» Stated exercise: Gather each line of the records where "wyświetlenia" appears.

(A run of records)
--------
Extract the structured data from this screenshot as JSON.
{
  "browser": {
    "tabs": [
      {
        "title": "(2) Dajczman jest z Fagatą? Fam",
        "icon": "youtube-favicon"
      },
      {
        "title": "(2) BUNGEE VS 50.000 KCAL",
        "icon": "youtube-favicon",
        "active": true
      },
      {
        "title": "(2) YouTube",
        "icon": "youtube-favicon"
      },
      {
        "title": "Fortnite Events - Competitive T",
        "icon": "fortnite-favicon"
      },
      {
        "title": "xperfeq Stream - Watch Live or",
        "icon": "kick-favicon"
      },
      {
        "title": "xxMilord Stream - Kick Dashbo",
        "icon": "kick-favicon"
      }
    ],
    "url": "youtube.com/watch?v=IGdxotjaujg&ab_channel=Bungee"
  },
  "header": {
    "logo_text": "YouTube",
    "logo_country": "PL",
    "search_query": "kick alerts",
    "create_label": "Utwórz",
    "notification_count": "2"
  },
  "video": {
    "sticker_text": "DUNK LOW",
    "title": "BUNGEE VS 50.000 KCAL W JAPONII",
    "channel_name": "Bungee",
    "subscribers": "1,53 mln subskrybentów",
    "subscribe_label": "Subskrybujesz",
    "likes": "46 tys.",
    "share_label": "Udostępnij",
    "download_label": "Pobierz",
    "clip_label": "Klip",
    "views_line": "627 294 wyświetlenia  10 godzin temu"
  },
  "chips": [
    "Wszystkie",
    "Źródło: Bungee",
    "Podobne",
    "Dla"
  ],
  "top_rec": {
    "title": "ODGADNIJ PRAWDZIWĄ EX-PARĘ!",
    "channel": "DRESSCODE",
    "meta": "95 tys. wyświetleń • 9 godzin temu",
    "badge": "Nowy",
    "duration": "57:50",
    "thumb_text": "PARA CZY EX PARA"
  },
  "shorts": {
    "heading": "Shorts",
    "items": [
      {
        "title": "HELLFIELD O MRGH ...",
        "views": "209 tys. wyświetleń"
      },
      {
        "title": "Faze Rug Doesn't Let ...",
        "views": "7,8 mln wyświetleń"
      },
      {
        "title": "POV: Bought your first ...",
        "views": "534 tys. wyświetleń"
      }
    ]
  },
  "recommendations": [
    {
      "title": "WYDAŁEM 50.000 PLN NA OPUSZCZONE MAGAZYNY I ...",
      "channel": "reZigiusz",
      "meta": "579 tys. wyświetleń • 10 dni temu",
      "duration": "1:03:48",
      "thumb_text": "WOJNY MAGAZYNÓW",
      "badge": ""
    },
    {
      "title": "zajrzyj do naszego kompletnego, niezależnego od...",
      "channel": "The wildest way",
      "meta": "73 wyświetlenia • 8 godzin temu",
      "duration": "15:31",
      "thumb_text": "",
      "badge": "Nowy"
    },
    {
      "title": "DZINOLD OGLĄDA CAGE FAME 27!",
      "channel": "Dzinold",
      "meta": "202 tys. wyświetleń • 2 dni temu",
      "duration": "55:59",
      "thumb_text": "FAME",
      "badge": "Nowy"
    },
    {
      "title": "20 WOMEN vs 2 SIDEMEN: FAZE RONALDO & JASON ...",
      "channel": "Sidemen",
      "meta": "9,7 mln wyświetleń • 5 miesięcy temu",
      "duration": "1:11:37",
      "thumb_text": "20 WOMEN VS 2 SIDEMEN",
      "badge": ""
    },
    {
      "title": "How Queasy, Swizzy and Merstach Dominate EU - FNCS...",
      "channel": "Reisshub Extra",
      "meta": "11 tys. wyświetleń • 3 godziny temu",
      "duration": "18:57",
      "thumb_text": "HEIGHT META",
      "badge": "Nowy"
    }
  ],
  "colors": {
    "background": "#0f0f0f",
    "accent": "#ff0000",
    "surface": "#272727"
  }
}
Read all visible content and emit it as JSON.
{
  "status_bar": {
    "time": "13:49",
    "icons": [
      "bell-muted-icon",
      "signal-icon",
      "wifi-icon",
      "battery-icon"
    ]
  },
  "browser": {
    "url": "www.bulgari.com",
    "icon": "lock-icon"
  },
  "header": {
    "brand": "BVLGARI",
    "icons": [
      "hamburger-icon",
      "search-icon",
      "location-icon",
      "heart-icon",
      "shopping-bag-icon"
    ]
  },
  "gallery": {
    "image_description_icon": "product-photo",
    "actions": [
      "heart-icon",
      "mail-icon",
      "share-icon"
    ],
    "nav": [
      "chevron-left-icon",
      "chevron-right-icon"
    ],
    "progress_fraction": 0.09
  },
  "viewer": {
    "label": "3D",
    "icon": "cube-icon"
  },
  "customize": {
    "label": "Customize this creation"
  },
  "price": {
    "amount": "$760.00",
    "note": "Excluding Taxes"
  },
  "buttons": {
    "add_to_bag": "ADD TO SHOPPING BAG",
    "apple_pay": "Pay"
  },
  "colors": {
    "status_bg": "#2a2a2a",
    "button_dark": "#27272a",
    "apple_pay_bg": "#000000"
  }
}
--------
» The reply:
    "views_line": "627 294 wyświetlenia  10 godzin temu"
      "meta": "73 wyświetlenia • 8 godzin temu",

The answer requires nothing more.